• _PROBLEM TO SOLVE_: Reproduce the records below in full and exactly, without their images.

• _INFORMATION SUPPLIED_:
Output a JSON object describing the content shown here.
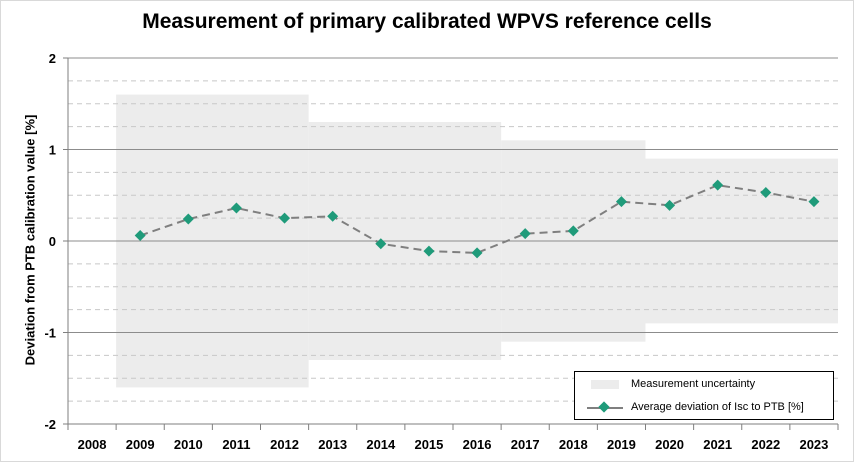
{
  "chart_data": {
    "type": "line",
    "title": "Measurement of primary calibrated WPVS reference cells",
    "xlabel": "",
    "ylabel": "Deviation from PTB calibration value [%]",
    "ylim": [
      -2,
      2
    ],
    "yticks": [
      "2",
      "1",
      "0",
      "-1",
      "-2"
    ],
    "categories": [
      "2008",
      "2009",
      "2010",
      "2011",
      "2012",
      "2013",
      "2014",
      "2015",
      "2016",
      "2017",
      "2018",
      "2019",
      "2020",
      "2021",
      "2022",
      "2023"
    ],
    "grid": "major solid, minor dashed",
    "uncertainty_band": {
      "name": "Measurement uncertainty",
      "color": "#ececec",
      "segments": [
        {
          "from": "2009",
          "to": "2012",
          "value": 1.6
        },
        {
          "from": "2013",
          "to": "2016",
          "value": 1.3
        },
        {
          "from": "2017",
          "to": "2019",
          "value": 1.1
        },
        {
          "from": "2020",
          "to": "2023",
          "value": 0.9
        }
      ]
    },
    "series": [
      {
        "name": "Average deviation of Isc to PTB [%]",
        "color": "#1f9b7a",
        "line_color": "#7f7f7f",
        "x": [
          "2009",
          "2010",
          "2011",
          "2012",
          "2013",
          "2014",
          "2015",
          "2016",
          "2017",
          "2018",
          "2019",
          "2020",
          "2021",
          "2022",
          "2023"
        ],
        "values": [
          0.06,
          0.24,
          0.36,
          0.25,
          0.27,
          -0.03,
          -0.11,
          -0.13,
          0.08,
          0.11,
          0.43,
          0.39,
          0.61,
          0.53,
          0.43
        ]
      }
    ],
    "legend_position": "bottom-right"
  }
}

• _ANSWER FOR THE TASK_:
Output a JSON object describing the content shown here.
{
  "chart_data": {
    "type": "line",
    "title": "Measurement of primary calibrated WPVS reference cells",
    "xlabel": "",
    "ylabel": "Deviation from PTB calibration value [%]",
    "ylim": [
      -2,
      2
    ],
    "yticks": [
      "2",
      "1",
      "0",
      "-1",
      "-2"
    ],
    "categories": [
      "2008",
      "2009",
      "2010",
      "2011",
      "2012",
      "2013",
      "2014",
      "2015",
      "2016",
      "2017",
      "2018",
      "2019",
      "2020",
      "2021",
      "2022",
      "2023"
    ],
    "grid": "major solid, minor dashed",
    "uncertainty_band": {
      "name": "Measurement uncertainty",
      "color": "#ececec",
      "segments": [
        {
          "from": "2009",
          "to": "2012",
          "value": 1.6
        },
        {
          "from": "2013",
          "to": "2016",
          "value": 1.3
        },
        {
          "from": "2017",
          "to": "2019",
          "value": 1.1
        },
        {
          "from": "2020",
          "to": "2023",
          "value": 0.9
        }
      ]
    },
    "series": [
      {
        "name": "Average deviation of Isc to PTB [%]",
        "color": "#1f9b7a",
        "line_color": "#7f7f7f",
        "x": [
          "2009",
          "2010",
          "2011",
          "2012",
          "2013",
          "2014",
          "2015",
          "2016",
          "2017",
          "2018",
          "2019",
          "2020",
          "2021",
          "2022",
          "2023"
        ],
        "values": [
          0.06,
          0.24,
          0.36,
          0.25,
          0.27,
          -0.03,
          -0.11,
          -0.13,
          0.08,
          0.11,
          0.43,
          0.39,
          0.61,
          0.53,
          0.43
        ]
      }
    ],
    "legend_position": "bottom-right"
  }
}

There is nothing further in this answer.